(Items from a dataset)
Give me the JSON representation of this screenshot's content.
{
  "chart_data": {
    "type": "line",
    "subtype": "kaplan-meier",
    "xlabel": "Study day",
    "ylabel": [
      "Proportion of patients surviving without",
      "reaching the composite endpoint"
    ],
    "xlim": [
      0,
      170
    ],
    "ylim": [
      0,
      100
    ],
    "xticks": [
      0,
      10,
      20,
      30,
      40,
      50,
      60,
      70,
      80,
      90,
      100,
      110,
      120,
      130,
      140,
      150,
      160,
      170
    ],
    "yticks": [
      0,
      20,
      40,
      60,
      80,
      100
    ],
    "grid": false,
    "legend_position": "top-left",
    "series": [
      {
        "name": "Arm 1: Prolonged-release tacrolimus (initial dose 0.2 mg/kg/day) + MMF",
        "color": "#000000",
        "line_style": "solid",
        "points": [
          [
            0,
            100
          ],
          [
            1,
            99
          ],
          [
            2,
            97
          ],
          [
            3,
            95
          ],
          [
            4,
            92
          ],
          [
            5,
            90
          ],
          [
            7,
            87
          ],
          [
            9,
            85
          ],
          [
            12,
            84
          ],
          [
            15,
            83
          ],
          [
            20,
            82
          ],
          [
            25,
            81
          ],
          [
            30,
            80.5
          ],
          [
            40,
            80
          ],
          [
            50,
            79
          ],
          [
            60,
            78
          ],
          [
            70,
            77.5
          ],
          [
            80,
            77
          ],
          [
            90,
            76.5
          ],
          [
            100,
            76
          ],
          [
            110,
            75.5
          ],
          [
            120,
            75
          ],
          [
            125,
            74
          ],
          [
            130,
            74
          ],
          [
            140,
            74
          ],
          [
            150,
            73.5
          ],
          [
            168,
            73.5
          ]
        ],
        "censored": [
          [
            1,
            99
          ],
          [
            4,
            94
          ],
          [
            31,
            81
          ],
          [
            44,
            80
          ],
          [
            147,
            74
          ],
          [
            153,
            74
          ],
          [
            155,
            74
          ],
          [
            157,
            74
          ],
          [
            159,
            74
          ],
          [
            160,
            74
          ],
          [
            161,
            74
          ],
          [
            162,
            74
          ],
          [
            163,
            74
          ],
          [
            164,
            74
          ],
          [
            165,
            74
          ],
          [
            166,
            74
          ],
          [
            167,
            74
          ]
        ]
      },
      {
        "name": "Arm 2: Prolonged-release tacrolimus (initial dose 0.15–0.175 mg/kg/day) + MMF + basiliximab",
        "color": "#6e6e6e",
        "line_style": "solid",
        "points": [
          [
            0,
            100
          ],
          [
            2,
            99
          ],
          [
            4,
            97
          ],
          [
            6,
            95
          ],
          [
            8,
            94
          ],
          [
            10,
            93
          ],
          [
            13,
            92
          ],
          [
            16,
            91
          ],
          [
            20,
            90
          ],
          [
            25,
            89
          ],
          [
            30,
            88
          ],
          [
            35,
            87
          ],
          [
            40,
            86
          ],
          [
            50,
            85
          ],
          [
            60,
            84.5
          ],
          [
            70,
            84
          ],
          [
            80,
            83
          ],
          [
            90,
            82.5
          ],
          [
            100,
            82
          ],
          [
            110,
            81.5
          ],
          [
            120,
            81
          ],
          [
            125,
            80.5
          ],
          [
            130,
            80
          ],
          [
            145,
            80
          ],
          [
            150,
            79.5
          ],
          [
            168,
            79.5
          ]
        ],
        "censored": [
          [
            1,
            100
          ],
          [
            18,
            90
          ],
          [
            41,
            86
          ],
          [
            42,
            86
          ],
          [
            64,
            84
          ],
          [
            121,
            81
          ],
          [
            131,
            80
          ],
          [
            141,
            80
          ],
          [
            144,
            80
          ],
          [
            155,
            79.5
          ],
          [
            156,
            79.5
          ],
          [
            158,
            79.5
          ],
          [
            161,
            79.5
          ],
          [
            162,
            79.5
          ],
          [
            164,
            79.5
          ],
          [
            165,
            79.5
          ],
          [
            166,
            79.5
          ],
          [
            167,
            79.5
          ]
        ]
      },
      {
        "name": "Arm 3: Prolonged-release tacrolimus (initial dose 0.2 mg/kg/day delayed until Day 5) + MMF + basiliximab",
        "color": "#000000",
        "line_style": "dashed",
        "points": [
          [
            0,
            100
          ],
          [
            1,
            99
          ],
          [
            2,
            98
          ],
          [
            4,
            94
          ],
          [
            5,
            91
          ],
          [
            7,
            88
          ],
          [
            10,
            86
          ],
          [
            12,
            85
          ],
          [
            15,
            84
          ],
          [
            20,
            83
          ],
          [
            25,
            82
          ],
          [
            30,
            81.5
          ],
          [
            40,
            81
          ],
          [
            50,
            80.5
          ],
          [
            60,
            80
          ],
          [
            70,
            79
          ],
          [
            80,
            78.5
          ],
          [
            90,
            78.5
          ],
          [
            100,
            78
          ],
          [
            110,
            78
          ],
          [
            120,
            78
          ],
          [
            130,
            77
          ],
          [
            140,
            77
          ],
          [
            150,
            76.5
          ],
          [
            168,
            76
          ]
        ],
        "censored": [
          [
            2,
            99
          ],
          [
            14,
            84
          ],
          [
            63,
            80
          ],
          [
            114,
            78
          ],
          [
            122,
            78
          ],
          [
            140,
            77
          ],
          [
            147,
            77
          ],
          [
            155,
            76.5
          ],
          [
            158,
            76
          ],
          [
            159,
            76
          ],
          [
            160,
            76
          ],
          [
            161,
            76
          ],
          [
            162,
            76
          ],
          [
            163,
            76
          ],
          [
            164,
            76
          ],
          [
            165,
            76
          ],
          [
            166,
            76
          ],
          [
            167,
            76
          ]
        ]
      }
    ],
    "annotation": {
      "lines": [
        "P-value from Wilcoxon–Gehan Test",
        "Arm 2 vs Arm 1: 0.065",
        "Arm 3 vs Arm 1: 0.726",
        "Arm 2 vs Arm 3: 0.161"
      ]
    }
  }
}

## Exercise goal
Whenever a line includes the word "Prolonged", pull it out of the entries.

## Completed task
        "name": "Arm 1: Prolonged-release tacrolimus (initial dose 0.2 mg/kg/day) + MMF",
        "name": "Arm 2: Prolonged-release tacrolimus (initial dose 0.15–0.175 mg/kg/day) + MMF + basiliximab",
        "name": "Arm 3: Prolonged-release tacrolimus (initial dose 0.2 mg/kg/day delayed until Day 5) + MMF + basiliximab",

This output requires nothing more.